# What you need to do:
Go through the records and show each line where the word "arrow" occurs.

# Supplied material:
-- Start --
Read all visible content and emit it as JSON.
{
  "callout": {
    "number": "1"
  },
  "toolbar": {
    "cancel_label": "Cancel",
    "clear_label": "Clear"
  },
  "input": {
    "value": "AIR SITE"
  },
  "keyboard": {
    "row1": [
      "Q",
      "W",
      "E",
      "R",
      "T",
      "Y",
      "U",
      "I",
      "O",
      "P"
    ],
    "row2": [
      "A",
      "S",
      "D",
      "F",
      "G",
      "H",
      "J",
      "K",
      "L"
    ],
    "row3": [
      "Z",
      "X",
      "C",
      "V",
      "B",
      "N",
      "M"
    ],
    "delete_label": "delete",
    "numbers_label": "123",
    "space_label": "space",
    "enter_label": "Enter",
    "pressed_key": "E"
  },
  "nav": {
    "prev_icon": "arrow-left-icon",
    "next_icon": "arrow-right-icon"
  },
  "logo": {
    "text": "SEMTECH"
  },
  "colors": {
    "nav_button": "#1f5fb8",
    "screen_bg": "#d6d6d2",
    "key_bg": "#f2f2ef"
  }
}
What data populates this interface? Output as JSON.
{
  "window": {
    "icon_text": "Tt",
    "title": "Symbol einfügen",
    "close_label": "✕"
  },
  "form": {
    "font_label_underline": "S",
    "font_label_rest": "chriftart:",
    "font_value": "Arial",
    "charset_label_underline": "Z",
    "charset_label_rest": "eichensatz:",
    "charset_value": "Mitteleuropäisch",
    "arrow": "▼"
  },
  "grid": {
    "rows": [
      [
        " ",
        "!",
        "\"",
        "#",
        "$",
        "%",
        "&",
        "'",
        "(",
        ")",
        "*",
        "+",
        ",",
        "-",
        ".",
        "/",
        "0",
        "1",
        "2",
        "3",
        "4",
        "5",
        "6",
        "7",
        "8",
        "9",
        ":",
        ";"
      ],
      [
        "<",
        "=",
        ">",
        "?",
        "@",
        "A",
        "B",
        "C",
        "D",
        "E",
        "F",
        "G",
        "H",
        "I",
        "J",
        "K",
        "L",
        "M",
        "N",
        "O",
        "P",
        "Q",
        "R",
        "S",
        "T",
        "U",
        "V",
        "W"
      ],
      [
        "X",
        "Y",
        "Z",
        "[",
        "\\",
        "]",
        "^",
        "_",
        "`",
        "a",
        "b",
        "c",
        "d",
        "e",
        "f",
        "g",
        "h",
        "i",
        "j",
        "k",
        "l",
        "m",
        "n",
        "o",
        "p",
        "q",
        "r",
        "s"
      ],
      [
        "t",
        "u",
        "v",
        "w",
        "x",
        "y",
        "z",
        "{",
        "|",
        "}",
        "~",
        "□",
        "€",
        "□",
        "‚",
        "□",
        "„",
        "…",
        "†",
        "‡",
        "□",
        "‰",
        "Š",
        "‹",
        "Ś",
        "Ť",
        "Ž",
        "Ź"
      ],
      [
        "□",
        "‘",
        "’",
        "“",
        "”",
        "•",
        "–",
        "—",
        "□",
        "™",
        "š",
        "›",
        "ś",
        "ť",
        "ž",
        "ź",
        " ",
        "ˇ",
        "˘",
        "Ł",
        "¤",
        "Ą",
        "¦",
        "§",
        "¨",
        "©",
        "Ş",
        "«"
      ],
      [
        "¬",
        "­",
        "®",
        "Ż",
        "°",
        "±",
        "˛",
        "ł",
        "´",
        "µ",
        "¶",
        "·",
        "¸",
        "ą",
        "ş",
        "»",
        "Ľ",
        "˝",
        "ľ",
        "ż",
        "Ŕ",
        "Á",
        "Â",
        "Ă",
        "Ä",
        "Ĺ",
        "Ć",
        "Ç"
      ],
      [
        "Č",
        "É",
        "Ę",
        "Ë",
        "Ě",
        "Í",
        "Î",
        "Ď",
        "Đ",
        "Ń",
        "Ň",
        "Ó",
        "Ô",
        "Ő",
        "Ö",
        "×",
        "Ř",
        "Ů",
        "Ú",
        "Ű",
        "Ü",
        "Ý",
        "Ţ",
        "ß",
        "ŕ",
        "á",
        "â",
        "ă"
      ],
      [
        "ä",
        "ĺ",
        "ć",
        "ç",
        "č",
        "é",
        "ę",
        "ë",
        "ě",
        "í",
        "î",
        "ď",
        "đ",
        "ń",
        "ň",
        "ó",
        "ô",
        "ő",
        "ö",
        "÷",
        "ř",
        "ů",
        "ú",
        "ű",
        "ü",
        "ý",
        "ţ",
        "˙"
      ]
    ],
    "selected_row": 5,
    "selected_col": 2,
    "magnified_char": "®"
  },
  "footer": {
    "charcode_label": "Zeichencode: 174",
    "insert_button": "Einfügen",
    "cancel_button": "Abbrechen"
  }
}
-- End --
# Reply:
    "prev_icon": "arrow-left-icon",
    "next_icon": "arrow-right-icon"
    "arrow": "▼"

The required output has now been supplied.